For the material that follows, list every line containing the word "Source".

* begin Data shown *

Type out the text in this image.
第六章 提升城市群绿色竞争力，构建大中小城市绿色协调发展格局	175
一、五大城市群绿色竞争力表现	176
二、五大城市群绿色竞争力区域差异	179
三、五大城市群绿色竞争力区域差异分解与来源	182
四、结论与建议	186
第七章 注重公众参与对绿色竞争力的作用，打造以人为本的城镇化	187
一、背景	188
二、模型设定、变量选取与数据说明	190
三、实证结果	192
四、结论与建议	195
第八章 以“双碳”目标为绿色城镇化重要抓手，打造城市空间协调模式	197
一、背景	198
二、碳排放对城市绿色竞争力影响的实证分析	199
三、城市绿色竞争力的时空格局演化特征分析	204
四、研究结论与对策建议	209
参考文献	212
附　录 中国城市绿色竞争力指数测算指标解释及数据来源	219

* end Data shown *
* begin Data shown *

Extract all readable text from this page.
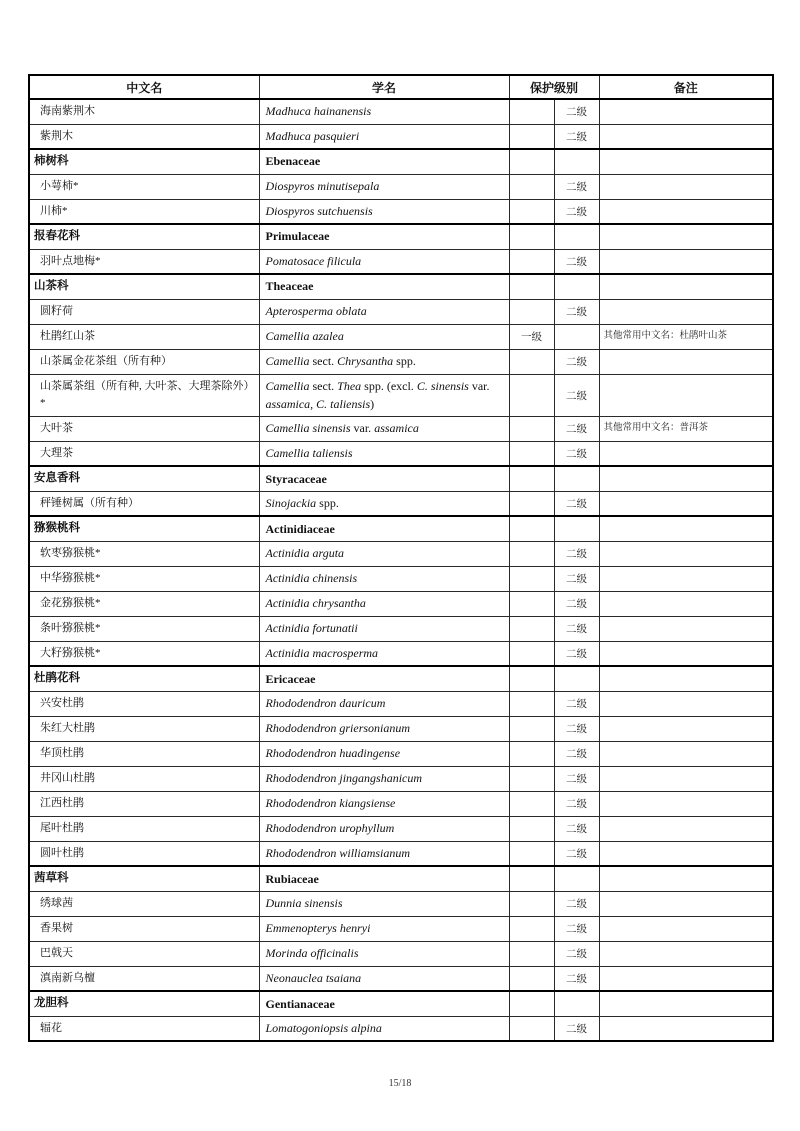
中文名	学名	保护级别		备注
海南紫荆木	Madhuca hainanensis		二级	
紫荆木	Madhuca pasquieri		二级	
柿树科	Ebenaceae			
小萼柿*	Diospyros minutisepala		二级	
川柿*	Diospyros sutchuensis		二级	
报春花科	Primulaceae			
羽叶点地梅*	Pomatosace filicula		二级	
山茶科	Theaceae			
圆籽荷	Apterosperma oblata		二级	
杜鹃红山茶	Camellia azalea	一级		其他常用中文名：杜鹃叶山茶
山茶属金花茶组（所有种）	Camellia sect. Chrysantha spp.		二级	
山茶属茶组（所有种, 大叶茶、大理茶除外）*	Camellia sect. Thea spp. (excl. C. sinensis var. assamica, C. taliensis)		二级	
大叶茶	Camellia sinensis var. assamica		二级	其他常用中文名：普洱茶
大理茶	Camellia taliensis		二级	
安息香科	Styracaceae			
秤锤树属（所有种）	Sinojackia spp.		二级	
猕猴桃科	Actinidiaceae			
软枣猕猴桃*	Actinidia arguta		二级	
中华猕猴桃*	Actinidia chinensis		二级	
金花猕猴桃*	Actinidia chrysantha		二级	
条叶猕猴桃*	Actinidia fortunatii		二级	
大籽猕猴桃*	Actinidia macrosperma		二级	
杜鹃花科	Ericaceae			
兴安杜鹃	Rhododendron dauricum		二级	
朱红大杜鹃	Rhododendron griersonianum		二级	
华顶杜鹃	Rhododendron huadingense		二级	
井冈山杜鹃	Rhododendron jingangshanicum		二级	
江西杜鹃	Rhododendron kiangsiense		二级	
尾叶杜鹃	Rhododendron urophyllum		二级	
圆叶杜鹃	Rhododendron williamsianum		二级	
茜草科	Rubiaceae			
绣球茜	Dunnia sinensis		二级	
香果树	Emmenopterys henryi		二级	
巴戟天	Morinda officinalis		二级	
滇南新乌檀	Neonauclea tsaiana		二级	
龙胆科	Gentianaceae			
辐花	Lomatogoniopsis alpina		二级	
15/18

* end Data shown *
* begin Data shown *

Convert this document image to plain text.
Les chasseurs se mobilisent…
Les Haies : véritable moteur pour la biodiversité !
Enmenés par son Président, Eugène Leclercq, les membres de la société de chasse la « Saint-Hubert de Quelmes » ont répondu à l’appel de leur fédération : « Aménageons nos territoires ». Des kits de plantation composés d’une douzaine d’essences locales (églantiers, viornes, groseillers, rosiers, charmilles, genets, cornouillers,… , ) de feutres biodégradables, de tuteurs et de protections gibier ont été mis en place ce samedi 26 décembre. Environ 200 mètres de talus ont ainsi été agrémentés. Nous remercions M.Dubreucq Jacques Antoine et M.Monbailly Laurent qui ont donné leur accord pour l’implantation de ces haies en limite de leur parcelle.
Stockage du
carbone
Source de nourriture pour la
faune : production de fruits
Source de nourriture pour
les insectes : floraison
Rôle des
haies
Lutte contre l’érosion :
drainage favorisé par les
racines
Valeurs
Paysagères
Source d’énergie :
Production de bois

* end Data shown *

Task output:
Source de nourriture pour la
Source de nourriture pour
Source d’énergie :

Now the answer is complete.